# start of Excerpted data

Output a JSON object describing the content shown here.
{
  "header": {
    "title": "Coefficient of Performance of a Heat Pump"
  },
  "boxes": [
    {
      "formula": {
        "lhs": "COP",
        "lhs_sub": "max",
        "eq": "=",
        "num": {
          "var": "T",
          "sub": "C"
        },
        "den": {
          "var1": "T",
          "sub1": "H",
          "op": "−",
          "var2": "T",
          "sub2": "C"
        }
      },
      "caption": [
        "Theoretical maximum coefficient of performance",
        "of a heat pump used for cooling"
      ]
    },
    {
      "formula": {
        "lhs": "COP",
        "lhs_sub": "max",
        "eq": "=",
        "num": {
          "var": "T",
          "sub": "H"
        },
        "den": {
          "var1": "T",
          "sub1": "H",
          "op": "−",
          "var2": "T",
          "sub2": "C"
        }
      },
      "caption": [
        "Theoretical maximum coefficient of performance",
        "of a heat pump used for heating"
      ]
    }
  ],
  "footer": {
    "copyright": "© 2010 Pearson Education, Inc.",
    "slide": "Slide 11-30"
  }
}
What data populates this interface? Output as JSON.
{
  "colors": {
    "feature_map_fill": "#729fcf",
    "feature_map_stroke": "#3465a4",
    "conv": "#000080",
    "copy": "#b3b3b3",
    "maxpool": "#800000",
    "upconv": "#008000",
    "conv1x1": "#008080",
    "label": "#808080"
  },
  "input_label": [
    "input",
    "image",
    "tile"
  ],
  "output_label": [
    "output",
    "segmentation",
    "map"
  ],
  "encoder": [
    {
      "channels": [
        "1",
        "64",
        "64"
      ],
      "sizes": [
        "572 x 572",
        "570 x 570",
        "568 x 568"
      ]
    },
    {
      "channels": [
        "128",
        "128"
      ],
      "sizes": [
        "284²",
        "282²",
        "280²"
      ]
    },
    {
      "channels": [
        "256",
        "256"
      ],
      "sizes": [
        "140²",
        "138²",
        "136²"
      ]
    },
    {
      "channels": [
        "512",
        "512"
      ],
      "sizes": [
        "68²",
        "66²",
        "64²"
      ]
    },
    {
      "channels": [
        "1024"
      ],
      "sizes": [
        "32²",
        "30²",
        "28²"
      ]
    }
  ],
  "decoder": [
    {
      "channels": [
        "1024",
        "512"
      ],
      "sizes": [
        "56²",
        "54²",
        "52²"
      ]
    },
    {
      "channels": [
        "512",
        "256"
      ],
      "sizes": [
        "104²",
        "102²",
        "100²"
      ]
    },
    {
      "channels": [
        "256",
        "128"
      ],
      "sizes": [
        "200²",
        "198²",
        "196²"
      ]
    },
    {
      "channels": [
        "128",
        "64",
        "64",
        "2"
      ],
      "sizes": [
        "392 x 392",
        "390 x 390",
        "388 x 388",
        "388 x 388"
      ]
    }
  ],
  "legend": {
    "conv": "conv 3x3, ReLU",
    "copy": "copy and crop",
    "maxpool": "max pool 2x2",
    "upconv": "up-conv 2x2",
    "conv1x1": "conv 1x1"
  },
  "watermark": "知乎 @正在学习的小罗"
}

# end of Excerpted data

Your instructions. Restate each record word for word.

Expected output.
Output a JSON object describing the content shown here.
{
  "header": {
    "title": "Coefficient of Performance of a Heat Pump"
  },
  "boxes": [
    {
      "formula": {
        "lhs": "COP",
        "lhs_sub": "max",
        "eq": "=",
        "num": {
          "var": "T",
          "sub": "C"
        },
        "den": {
          "var1": "T",
          "sub1": "H",
          "op": "−",
          "var2": "T",
          "sub2": "C"
        }
      },
      "caption": [
        "Theoretical maximum coefficient of performance",
        "of a heat pump used for cooling"
      ]
    },
    {
      "formula": {
        "lhs": "COP",
        "lhs_sub": "max",
        "eq": "=",
        "num": {
          "var": "T",
          "sub": "H"
        },
        "den": {
          "var1": "T",
          "sub1": "H",
          "op": "−",
          "var2": "T",
          "sub2": "C"
        }
      },
      "caption": [
        "Theoretical maximum coefficient of performance",
        "of a heat pump used for heating"
      ]
    }
  ],
  "footer": {
    "copyright": "© 2010 Pearson Education, Inc.",
    "slide": "Slide 11-30"
  }
}
What data populates this interface? Output as JSON.
{
  "colors": {
    "feature_map_fill": "#729fcf",
    "feature_map_stroke": "#3465a4",
    "conv": "#000080",
    "copy": "#b3b3b3",
    "maxpool": "#800000",
    "upconv": "#008000",
    "conv1x1": "#008080",
    "label": "#808080"
  },
  "input_label": [
    "input",
    "image",
    "tile"
  ],
  "output_label": [
    "output",
    "segmentation",
    "map"
  ],
  "encoder": [
    {
      "channels": [
        "1",
        "64",
        "64"
      ],
      "sizes": [
        "572 x 572",
        "570 x 570",
        "568 x 568"
      ]
    },
    {
      "channels": [
        "128",
        "128"
      ],
      "sizes": [
        "284²",
        "282²",
        "280²"
      ]
    },
    {
      "channels": [
        "256",
        "256"
      ],
      "sizes": [
        "140²",
        "138²",
        "136²"
      ]
    },
    {
      "channels": [
        "512",
        "512"
      ],
      "sizes": [
        "68²",
        "66²",
        "64²"
      ]
    },
    {
      "channels": [
        "1024"
      ],
      "sizes": [
        "32²",
        "30²",
        "28²"
      ]
    }
  ],
  "decoder": [
    {
      "channels": [
        "1024",
        "512"
      ],
      "sizes": [
        "56²",
        "54²",
        "52²"
      ]
    },
    {
      "channels": [
        "512",
        "256"
      ],
      "sizes": [
        "104²",
        "102²",
        "100²"
      ]
    },
    {
      "channels": [
        "256",
        "128"
      ],
      "sizes": [
        "200²",
        "198²",
        "196²"
      ]
    },
    {
      "channels": [
        "128",
        "64",
        "64",
        "2"
      ],
      "sizes": [
        "392 x 392",
        "390 x 390",
        "388 x 388",
        "388 x 388"
      ]
    }
  ],
  "legend": {
    "conv": "conv 3x3, ReLU",
    "copy": "copy and crop",
    "maxpool": "max pool 2x2",
    "upconv": "up-conv 2x2",
    "conv1x1": "conv 1x1"
  },
  "watermark": "知乎 @正在学习的小罗"
}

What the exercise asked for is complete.